# WRITTEN REQUEST
Reproduce the data below in full and exclude every picture.

# STORED DATA
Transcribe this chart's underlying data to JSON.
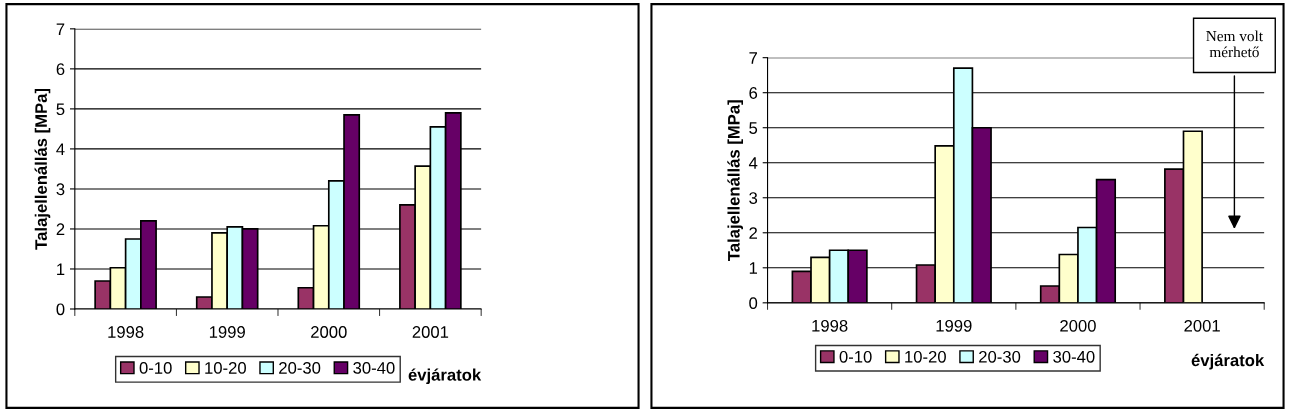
{
  "chart_data": [
    {
      "type": "bar",
      "ylabel": "Talajellenállás [MPa]",
      "xlabel": "évjáratok",
      "categories": [
        "1998",
        "1999",
        "2000",
        "2001"
      ],
      "ylim": [
        0,
        7
      ],
      "yticks": [
        0,
        1,
        2,
        3,
        4,
        5,
        6,
        7
      ],
      "grid": "y",
      "legend": "bottom",
      "series": [
        {
          "name": "0-10",
          "color": "#993366",
          "values": [
            0.7,
            0.3,
            0.53,
            2.6
          ]
        },
        {
          "name": "10-20",
          "color": "#ffffcc",
          "values": [
            1.03,
            1.9,
            2.08,
            3.57
          ]
        },
        {
          "name": "20-30",
          "color": "#ccffff",
          "values": [
            1.75,
            2.05,
            3.2,
            4.55
          ]
        },
        {
          "name": "30-40",
          "color": "#660066",
          "values": [
            2.2,
            2.0,
            4.85,
            4.9
          ]
        }
      ]
    },
    {
      "type": "bar",
      "ylabel": "Talajellenállás [MPa]",
      "xlabel": "évjáratok",
      "categories": [
        "1998",
        "1999",
        "2000",
        "2001"
      ],
      "ylim": [
        0,
        7
      ],
      "yticks": [
        0,
        1,
        2,
        3,
        4,
        5,
        6,
        7
      ],
      "grid": "y",
      "legend": "bottom",
      "annotations": [
        "Nem volt\nmérhető"
      ],
      "series": [
        {
          "name": "0-10",
          "color": "#993366",
          "values": [
            0.9,
            1.08,
            0.48,
            3.82
          ]
        },
        {
          "name": "10-20",
          "color": "#ffffcc",
          "values": [
            1.3,
            4.48,
            1.38,
            4.9
          ]
        },
        {
          "name": "20-30",
          "color": "#ccffff",
          "values": [
            1.5,
            6.7,
            2.15,
            null
          ]
        },
        {
          "name": "30-40",
          "color": "#660066",
          "values": [
            1.5,
            5.0,
            3.52,
            null
          ]
        }
      ]
    }
  ]
}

# SOLUTION TO THE EXERCISE
Transcribe this chart's underlying data to JSON.
{
  "chart_data": [
    {
      "type": "bar",
      "ylabel": "Talajellenállás [MPa]",
      "xlabel": "évjáratok",
      "categories": [
        "1998",
        "1999",
        "2000",
        "2001"
      ],
      "ylim": [
        0,
        7
      ],
      "yticks": [
        0,
        1,
        2,
        3,
        4,
        5,
        6,
        7
      ],
      "grid": "y",
      "legend": "bottom",
      "series": [
        {
          "name": "0-10",
          "color": "#993366",
          "values": [
            0.7,
            0.3,
            0.53,
            2.6
          ]
        },
        {
          "name": "10-20",
          "color": "#ffffcc",
          "values": [
            1.03,
            1.9,
            2.08,
            3.57
          ]
        },
        {
          "name": "20-30",
          "color": "#ccffff",
          "values": [
            1.75,
            2.05,
            3.2,
            4.55
          ]
        },
        {
          "name": "30-40",
          "color": "#660066",
          "values": [
            2.2,
            2.0,
            4.85,
            4.9
          ]
        }
      ]
    },
    {
      "type": "bar",
      "ylabel": "Talajellenállás [MPa]",
      "xlabel": "évjáratok",
      "categories": [
        "1998",
        "1999",
        "2000",
        "2001"
      ],
      "ylim": [
        0,
        7
      ],
      "yticks": [
        0,
        1,
        2,
        3,
        4,
        5,
        6,
        7
      ],
      "grid": "y",
      "legend": "bottom",
      "annotations": [
        "Nem volt\nmérhető"
      ],
      "series": [
        {
          "name": "0-10",
          "color": "#993366",
          "values": [
            0.9,
            1.08,
            0.48,
            3.82
          ]
        },
        {
          "name": "10-20",
          "color": "#ffffcc",
          "values": [
            1.3,
            4.48,
            1.38,
            4.9
          ]
        },
        {
          "name": "20-30",
          "color": "#ccffff",
          "values": [
            1.5,
            6.7,
            2.15,
            null
          ]
        },
        {
          "name": "30-40",
          "color": "#660066",
          "values": [
            1.5,
            5.0,
            3.52,
            null
          ]
        }
      ]
    }
  ]
}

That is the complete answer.